DIRECTIONS. Bring together all lines of the material below that contain the string "Adjusted".

[Figure content listings]
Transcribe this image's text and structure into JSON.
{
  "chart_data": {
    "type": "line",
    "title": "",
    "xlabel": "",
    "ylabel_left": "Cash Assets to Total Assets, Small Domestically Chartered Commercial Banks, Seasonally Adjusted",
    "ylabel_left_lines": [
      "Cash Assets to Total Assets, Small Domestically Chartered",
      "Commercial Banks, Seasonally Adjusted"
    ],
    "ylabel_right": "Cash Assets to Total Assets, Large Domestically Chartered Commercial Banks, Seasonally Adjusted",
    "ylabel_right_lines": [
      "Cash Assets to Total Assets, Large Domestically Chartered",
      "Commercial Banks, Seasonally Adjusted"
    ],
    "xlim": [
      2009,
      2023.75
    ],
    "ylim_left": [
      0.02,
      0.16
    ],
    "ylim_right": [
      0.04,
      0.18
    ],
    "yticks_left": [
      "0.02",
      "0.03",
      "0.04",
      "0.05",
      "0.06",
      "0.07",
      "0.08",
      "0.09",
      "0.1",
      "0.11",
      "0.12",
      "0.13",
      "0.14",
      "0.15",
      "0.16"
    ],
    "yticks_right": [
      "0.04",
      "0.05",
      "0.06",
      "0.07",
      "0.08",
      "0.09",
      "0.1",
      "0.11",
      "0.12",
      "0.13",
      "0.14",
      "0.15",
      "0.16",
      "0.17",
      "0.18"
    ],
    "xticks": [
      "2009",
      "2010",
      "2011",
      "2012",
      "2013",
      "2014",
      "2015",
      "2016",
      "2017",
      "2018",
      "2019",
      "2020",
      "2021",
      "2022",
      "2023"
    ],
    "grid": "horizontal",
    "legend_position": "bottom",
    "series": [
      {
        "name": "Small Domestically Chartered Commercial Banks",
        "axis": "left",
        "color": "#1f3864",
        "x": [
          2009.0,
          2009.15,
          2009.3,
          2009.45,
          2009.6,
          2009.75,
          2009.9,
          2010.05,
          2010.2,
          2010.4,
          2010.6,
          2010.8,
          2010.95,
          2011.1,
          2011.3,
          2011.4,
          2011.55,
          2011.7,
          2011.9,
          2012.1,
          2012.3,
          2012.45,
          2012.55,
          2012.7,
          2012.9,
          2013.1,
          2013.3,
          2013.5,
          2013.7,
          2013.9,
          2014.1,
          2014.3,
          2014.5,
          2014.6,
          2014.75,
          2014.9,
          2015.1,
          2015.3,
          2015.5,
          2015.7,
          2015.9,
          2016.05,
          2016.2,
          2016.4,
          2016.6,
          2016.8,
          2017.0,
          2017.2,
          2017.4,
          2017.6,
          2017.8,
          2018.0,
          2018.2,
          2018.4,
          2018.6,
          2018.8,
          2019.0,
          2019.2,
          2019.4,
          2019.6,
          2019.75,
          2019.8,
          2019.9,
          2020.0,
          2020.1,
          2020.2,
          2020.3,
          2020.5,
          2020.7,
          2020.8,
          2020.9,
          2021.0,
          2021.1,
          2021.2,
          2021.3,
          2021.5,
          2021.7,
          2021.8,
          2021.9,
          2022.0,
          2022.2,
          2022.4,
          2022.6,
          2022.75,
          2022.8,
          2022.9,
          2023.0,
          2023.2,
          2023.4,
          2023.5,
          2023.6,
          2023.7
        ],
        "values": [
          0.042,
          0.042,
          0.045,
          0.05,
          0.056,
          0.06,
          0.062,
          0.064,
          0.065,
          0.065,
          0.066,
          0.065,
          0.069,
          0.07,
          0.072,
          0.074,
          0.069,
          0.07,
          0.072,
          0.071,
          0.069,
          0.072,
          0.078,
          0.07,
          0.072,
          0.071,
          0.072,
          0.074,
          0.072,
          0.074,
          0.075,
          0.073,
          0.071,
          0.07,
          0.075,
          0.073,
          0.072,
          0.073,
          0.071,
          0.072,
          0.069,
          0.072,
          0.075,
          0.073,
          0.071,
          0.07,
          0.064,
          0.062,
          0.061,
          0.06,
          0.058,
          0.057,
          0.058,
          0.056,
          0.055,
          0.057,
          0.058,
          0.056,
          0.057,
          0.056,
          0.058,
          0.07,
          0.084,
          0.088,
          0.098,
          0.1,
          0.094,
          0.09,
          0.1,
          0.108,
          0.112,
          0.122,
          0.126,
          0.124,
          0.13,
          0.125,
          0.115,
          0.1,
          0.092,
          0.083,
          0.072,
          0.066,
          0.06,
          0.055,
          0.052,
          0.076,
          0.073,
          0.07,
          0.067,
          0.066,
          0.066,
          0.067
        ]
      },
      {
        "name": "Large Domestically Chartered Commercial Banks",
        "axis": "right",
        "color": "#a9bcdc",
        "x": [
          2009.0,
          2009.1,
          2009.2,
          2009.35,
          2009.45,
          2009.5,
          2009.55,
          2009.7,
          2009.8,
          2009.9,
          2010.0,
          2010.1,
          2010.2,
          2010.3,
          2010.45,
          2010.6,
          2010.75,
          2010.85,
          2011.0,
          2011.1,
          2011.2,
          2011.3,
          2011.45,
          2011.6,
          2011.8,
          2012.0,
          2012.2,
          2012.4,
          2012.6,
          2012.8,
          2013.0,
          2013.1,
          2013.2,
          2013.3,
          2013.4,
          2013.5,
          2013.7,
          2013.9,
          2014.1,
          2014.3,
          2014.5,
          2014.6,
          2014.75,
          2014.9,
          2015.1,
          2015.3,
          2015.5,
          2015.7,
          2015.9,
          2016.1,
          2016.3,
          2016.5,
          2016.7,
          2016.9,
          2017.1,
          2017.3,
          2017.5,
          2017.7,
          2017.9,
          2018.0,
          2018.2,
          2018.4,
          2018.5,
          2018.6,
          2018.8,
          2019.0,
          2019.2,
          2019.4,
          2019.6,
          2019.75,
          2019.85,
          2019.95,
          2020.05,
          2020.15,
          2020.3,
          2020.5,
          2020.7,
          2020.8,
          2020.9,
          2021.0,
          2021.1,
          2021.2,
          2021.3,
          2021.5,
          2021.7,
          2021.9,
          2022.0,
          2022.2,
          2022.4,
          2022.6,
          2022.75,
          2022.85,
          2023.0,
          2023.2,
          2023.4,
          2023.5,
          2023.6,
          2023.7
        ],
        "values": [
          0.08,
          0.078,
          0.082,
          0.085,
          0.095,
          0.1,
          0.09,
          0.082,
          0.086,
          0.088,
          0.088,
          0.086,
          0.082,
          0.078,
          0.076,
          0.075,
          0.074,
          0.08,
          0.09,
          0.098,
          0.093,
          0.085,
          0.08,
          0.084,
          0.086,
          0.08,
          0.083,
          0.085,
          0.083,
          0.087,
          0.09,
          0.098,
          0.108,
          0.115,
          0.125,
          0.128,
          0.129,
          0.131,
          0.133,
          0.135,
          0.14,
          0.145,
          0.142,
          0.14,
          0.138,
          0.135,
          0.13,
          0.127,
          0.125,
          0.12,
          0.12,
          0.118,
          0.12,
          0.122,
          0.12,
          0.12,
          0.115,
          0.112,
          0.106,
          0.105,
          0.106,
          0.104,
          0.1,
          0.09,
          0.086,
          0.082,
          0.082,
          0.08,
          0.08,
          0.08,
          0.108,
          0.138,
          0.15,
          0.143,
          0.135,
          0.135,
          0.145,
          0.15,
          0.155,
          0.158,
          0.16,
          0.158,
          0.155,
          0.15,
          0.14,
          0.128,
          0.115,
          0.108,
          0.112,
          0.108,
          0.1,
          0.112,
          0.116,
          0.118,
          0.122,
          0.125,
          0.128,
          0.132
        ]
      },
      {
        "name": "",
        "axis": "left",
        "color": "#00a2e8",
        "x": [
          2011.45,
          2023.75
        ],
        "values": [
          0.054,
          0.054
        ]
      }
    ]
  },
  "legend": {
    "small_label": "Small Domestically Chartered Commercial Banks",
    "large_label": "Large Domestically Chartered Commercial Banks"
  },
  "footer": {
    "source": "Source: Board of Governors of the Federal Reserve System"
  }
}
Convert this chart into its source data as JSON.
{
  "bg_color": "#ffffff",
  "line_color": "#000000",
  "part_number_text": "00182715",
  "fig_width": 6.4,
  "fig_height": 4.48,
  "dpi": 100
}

RESULT.
    "ylabel_left": "Cash Assets to Total Assets, Small Domestically Chartered Commercial Banks, Seasonally Adjusted",
      "Commercial Banks, Seasonally Adjusted"
    "ylabel_right": "Cash Assets to Total Assets, Large Domestically Chartered Commercial Banks, Seasonally Adjusted",
      "Commercial Banks, Seasonally Adjusted"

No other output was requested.